▸ **DESCRIPTION OF THE TASK**
Set down each record below precisely, skipping the pictures.

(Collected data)
(begin)
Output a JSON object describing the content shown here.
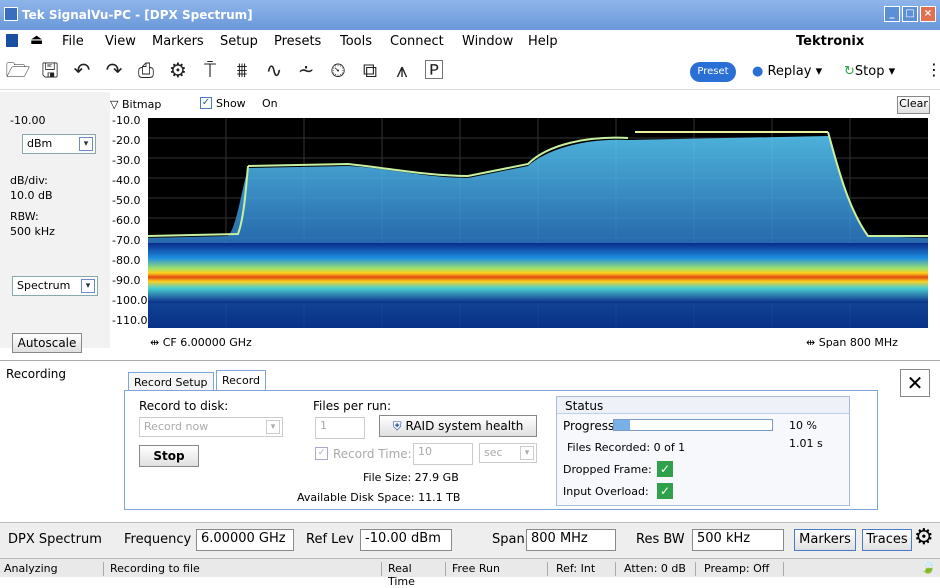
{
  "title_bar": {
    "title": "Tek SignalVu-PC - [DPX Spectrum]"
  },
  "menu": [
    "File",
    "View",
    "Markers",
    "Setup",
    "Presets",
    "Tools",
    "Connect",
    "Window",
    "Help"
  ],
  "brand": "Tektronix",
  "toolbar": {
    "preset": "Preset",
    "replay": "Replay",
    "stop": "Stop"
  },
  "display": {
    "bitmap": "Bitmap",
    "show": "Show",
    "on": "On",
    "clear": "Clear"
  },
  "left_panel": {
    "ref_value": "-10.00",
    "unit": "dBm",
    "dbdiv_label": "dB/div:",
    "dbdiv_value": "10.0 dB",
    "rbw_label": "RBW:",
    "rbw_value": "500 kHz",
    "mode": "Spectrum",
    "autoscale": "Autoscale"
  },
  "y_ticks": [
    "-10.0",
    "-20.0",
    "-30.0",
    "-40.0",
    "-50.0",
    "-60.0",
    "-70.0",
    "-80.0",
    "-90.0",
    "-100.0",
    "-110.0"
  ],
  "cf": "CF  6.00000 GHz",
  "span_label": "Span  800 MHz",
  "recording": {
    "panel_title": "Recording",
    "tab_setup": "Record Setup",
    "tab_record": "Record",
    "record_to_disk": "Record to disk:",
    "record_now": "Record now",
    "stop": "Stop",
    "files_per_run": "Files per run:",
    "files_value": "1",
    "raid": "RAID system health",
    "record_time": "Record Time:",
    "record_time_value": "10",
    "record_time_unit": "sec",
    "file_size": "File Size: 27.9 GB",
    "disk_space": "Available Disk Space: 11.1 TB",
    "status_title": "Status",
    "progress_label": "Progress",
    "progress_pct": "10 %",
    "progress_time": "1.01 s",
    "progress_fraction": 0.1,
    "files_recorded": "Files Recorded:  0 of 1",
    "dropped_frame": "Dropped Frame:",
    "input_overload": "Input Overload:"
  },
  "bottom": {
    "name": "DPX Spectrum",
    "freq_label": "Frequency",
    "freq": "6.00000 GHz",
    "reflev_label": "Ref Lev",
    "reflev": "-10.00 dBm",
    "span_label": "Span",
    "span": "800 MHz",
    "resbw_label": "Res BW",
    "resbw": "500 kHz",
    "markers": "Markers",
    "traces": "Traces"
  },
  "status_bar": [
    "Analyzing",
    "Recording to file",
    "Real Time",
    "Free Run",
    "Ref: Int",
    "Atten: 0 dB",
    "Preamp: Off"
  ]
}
(end)
▸ **ANSWER TO THE PROBLEM**
Output a JSON object describing the content shown here.
{
  "title_bar": {
    "title": "Tek SignalVu-PC - [DPX Spectrum]"
  },
  "menu": [
    "File",
    "View",
    "Markers",
    "Setup",
    "Presets",
    "Tools",
    "Connect",
    "Window",
    "Help"
  ],
  "brand": "Tektronix",
  "toolbar": {
    "preset": "Preset",
    "replay": "Replay",
    "stop": "Stop"
  },
  "display": {
    "bitmap": "Bitmap",
    "show": "Show",
    "on": "On",
    "clear": "Clear"
  },
  "left_panel": {
    "ref_value": "-10.00",
    "unit": "dBm",
    "dbdiv_label": "dB/div:",
    "dbdiv_value": "10.0 dB",
    "rbw_label": "RBW:",
    "rbw_value": "500 kHz",
    "mode": "Spectrum",
    "autoscale": "Autoscale"
  },
  "y_ticks": [
    "-10.0",
    "-20.0",
    "-30.0",
    "-40.0",
    "-50.0",
    "-60.0",
    "-70.0",
    "-80.0",
    "-90.0",
    "-100.0",
    "-110.0"
  ],
  "cf": "CF  6.00000 GHz",
  "span_label": "Span  800 MHz",
  "recording": {
    "panel_title": "Recording",
    "tab_setup": "Record Setup",
    "tab_record": "Record",
    "record_to_disk": "Record to disk:",
    "record_now": "Record now",
    "stop": "Stop",
    "files_per_run": "Files per run:",
    "files_value": "1",
    "raid": "RAID system health",
    "record_time": "Record Time:",
    "record_time_value": "10",
    "record_time_unit": "sec",
    "file_size": "File Size: 27.9 GB",
    "disk_space": "Available Disk Space: 11.1 TB",
    "status_title": "Status",
    "progress_label": "Progress",
    "progress_pct": "10 %",
    "progress_time": "1.01 s",
    "progress_fraction": 0.1,
    "files_recorded": "Files Recorded:  0 of 1",
    "dropped_frame": "Dropped Frame:",
    "input_overload": "Input Overload:"
  },
  "bottom": {
    "name": "DPX Spectrum",
    "freq_label": "Frequency",
    "freq": "6.00000 GHz",
    "reflev_label": "Ref Lev",
    "reflev": "-10.00 dBm",
    "span_label": "Span",
    "span": "800 MHz",
    "resbw_label": "Res BW",
    "resbw": "500 kHz",
    "markers": "Markers",
    "traces": "Traces"
  },
  "status_bar": [
    "Analyzing",
    "Recording to file",
    "Real Time",
    "Free Run",
    "Ref: Int",
    "Atten: 0 dB",
    "Preamp: Off"
  ]
}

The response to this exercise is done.